DESCRIPTION OF THE TASK:
Rewrite every line of the entries below as a numbered list, omitting blank lines and leaving out the pictures.

MATERIAL FOR THIS TASK:
* START *
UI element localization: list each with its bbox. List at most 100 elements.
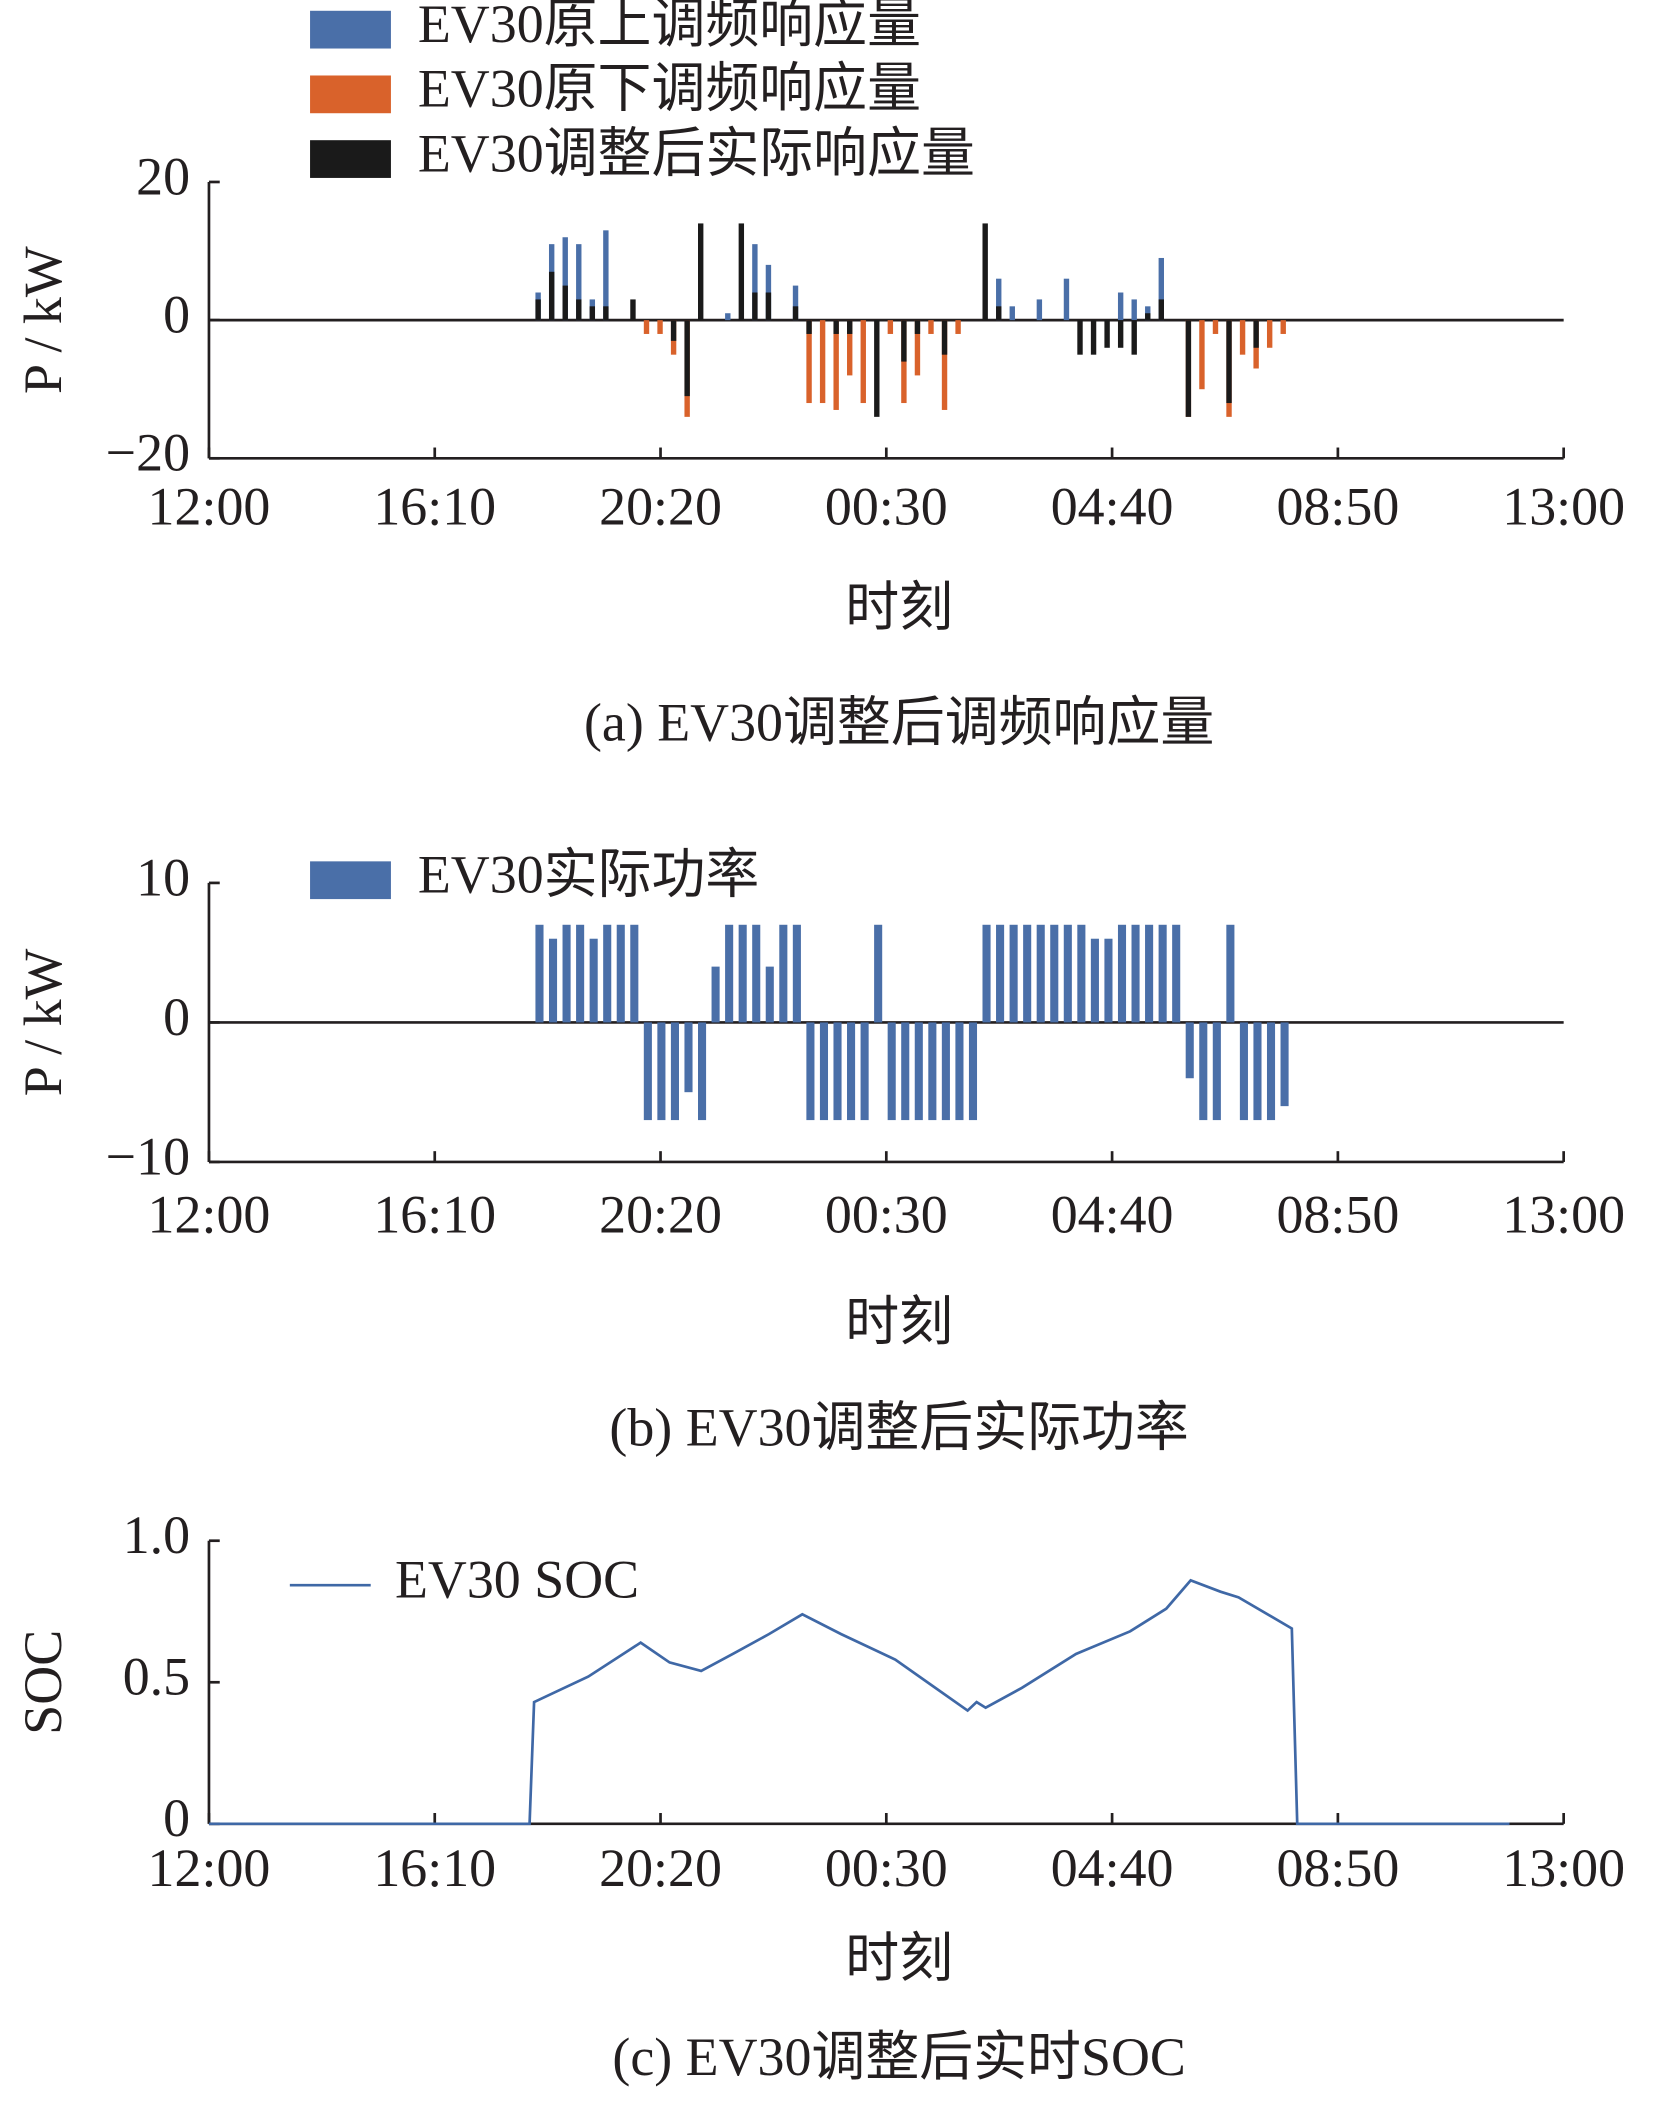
line (208, 1578, 1510, 1826)
bar (1023, 924, 1032, 1023)
bar (670, 1022, 679, 1121)
bar (1158, 257, 1164, 321)
bar (752, 924, 761, 1023)
bar (792, 306, 799, 321)
bar (643, 320, 650, 334)
x-tick-label: 12:00 (148, 1838, 271, 1898)
bar (1036, 924, 1045, 1023)
y-tick-label: −10 (106, 1126, 190, 1186)
bar (1063, 924, 1072, 1023)
bar (941, 1022, 950, 1121)
y-tick-label: 10 (136, 847, 190, 907)
bar (847, 1022, 856, 1121)
bar (1185, 1022, 1194, 1079)
bar (657, 320, 663, 334)
bar (996, 306, 1002, 321)
bar (548, 271, 555, 321)
x-tick-label: 08:50 (1276, 1184, 1399, 1244)
y-axis-label: P / kW (13, 948, 73, 1096)
bar (914, 320, 921, 376)
x-tick-label: 20:20 (599, 1184, 722, 1244)
bar (697, 223, 704, 321)
bar (887, 320, 894, 334)
bar (738, 223, 745, 321)
bar (562, 237, 568, 321)
y-tick-label: 0 (163, 987, 190, 1047)
bar (1145, 924, 1154, 1023)
x-axis-label: 时刻 (845, 1928, 953, 1988)
bar (847, 320, 853, 376)
bar (697, 1022, 707, 1121)
x-tick-label: 04:40 (1051, 1838, 1174, 1898)
legend-label: EV30实际功率 (418, 845, 759, 905)
x-axis-label: 时刻 (845, 578, 953, 638)
bar (684, 320, 690, 397)
bar (1266, 1022, 1276, 1121)
x-tick-label: 00:30 (825, 1184, 948, 1244)
y-axis-label: P / kW (13, 246, 73, 394)
bar (1185, 320, 1192, 417)
bar (1253, 320, 1259, 348)
legend-label: EV30 SOC (395, 1550, 639, 1610)
bar (1172, 924, 1181, 1023)
bar (1158, 924, 1167, 1023)
bar (1077, 924, 1086, 1023)
bar (1090, 320, 1097, 355)
bar (1104, 320, 1110, 348)
x-tick-label: 13:00 (1502, 477, 1625, 537)
bar (1090, 938, 1099, 1023)
y-tick-label: 0 (163, 285, 190, 345)
bar (860, 1022, 869, 1121)
bar (1199, 1022, 1208, 1121)
x-tick-label: 20:20 (599, 477, 722, 537)
bar (576, 924, 585, 1023)
bar (1158, 299, 1164, 321)
x-tick-label: 16:10 (373, 477, 496, 537)
bar (860, 320, 866, 404)
legend-swatch (310, 10, 391, 49)
bar (765, 292, 772, 321)
bar (1117, 924, 1127, 1023)
x-tick-label: 00:30 (825, 477, 948, 537)
bar (874, 924, 883, 1023)
bar (806, 1022, 815, 1121)
bar (603, 306, 609, 321)
bar (711, 966, 720, 1023)
bar (914, 1022, 923, 1121)
bar (1226, 320, 1232, 404)
bar (562, 285, 568, 321)
bar (1226, 924, 1235, 1023)
x-tick-label: 12:00 (148, 477, 271, 537)
bar (847, 320, 853, 334)
caption: (a) EV30调整后调频响应量 (584, 692, 1214, 752)
bar (1131, 924, 1140, 1023)
bar (630, 924, 639, 1023)
bar (806, 320, 812, 404)
bar (684, 1022, 693, 1093)
bar (535, 924, 544, 1023)
x-tick-label: 08:50 (1276, 477, 1399, 537)
x-tick-label: 04:40 (1051, 1184, 1174, 1244)
x-tick-label: 12:00 (148, 1184, 271, 1244)
bar (603, 924, 612, 1023)
y-axis-label: SOC (13, 1630, 73, 1735)
x-tick-label: 13:00 (1502, 1838, 1625, 1898)
bar (643, 1022, 652, 1121)
bar (1050, 924, 1059, 1023)
bar (833, 320, 839, 410)
bar (1131, 299, 1137, 321)
bar (670, 320, 677, 341)
bar (792, 285, 799, 321)
bar (901, 320, 907, 362)
legend-swatch (310, 75, 391, 114)
y-tick-label: 0 (163, 1788, 190, 1848)
x-tick-label: 04:40 (1051, 477, 1174, 537)
bar (928, 1022, 937, 1121)
bar (819, 320, 826, 404)
bar (1077, 320, 1083, 355)
legend-swatch (310, 140, 391, 178)
legend-label: EV30调整后实际响应量 (418, 123, 975, 183)
bar (725, 924, 734, 1023)
bar (806, 320, 812, 334)
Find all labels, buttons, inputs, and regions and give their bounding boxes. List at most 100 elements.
* END *
FINAL RESULT:
1. UI element localization: list each with its bbox. List at most 100 elements.
2. line (208, 1578, 1510, 1826)
3. bar (1023, 924, 1032, 1023)
4. bar (670, 1022, 679, 1121)
5. bar (1158, 257, 1164, 321)
6. bar (752, 924, 761, 1023)
7. bar (792, 306, 799, 321)
8. bar (643, 320, 650, 334)
9. x-tick-label: 12:00 (148, 1838, 271, 1898)
10. bar (1036, 924, 1045, 1023)
11. y-tick-label: −10 (106, 1126, 190, 1186)
12. bar (1063, 924, 1072, 1023)
13. bar (941, 1022, 950, 1121)
14. y-tick-label: 10 (136, 847, 190, 907)
15. bar (847, 1022, 856, 1121)
16. bar (1185, 1022, 1194, 1079)
17. bar (657, 320, 663, 334)
18. bar (996, 306, 1002, 321)
19. bar (548, 271, 555, 321)
20. x-tick-label: 08:50 (1276, 1184, 1399, 1244)
21. y-axis-label: P / kW (13, 948, 73, 1096)
22. bar (914, 320, 921, 376)
23. x-tick-label: 20:20 (599, 1184, 722, 1244)
24. bar (697, 223, 704, 321)
25. bar (887, 320, 894, 334)
26. bar (738, 223, 745, 321)
27. bar (562, 237, 568, 321)
28. y-tick-label: 0 (163, 987, 190, 1047)
29. bar (1145, 924, 1154, 1023)
30. x-axis-label: 时刻 (845, 1928, 953, 1988)
31. bar (847, 320, 853, 376)
32. bar (697, 1022, 707, 1121)
33. x-tick-label: 04:40 (1051, 1838, 1174, 1898)
34. legend-label: EV30实际功率 (418, 845, 759, 905)
35. x-axis-label: 时刻 (845, 578, 953, 638)
36. bar (684, 320, 690, 397)
37. bar (1266, 1022, 1276, 1121)
38. x-tick-label: 00:30 (825, 1184, 948, 1244)
39. y-axis-label: P / kW (13, 246, 73, 394)
40. bar (1185, 320, 1192, 417)
41. bar (1253, 320, 1259, 348)
42. legend-label: EV30 SOC (395, 1550, 639, 1610)
43. bar (1172, 924, 1181, 1023)
44. bar (1158, 924, 1167, 1023)
45. bar (1077, 924, 1086, 1023)
46. bar (1090, 320, 1097, 355)
47. bar (1104, 320, 1110, 348)
48. x-tick-label: 13:00 (1502, 477, 1625, 537)
49. bar (1090, 938, 1099, 1023)
50. y-tick-label: 0 (163, 285, 190, 345)
51. bar (860, 1022, 869, 1121)
52. bar (1199, 1022, 1208, 1121)
53. x-tick-label: 20:20 (599, 477, 722, 537)
54. bar (576, 924, 585, 1023)
55. bar (1158, 299, 1164, 321)
56. x-tick-label: 16:10 (373, 477, 496, 537)
57. bar (860, 320, 866, 404)
58. legend-swatch (310, 10, 391, 49)
59. bar (765, 292, 772, 321)
60. bar (1117, 924, 1127, 1023)
61. x-tick-label: 00:30 (825, 477, 948, 537)
62. bar (874, 924, 883, 1023)
63. bar (806, 1022, 815, 1121)
64. bar (603, 306, 609, 321)
65. bar (711, 966, 720, 1023)
66. bar (914, 1022, 923, 1121)
67. bar (1226, 320, 1232, 404)
68. bar (562, 285, 568, 321)
69. bar (1226, 924, 1235, 1023)
70. x-tick-label: 12:00 (148, 477, 271, 537)
71. bar (847, 320, 853, 334)
72. caption: (a) EV30调整后调频响应量 (584, 692, 1214, 752)
73. bar (1131, 924, 1140, 1023)
74. bar (630, 924, 639, 1023)
75. bar (806, 320, 812, 404)
76. bar (684, 1022, 693, 1093)
77. bar (535, 924, 544, 1023)
78. x-tick-label: 08:50 (1276, 477, 1399, 537)
79. x-tick-label: 04:40 (1051, 1184, 1174, 1244)
80. x-tick-label: 12:00 (148, 1184, 271, 1244)
81. bar (603, 924, 612, 1023)
82. y-axis-label: SOC (13, 1630, 73, 1735)
83. x-tick-label: 13:00 (1502, 1838, 1625, 1898)
84. bar (643, 1022, 652, 1121)
85. bar (1050, 924, 1059, 1023)
86. bar (833, 320, 839, 410)
87. bar (1131, 299, 1137, 321)
88. bar (670, 320, 677, 341)
89. bar (792, 285, 799, 321)
90. bar (901, 320, 907, 362)
91. legend-swatch (310, 75, 391, 114)
92. y-tick-label: 0 (163, 1788, 190, 1848)
93. x-tick-label: 04:40 (1051, 477, 1174, 537)
94. bar (928, 1022, 937, 1121)
95. bar (819, 320, 826, 404)
96. bar (1077, 320, 1083, 355)
97. legend-swatch (310, 140, 391, 178)
98. legend-label: EV30调整后实际响应量 (418, 123, 975, 183)
99. bar (725, 924, 734, 1023)
100. bar (806, 320, 812, 334)
101. Find all labels, buttons, inputs, and regions and give their bounding boxes. List at most 100 elements.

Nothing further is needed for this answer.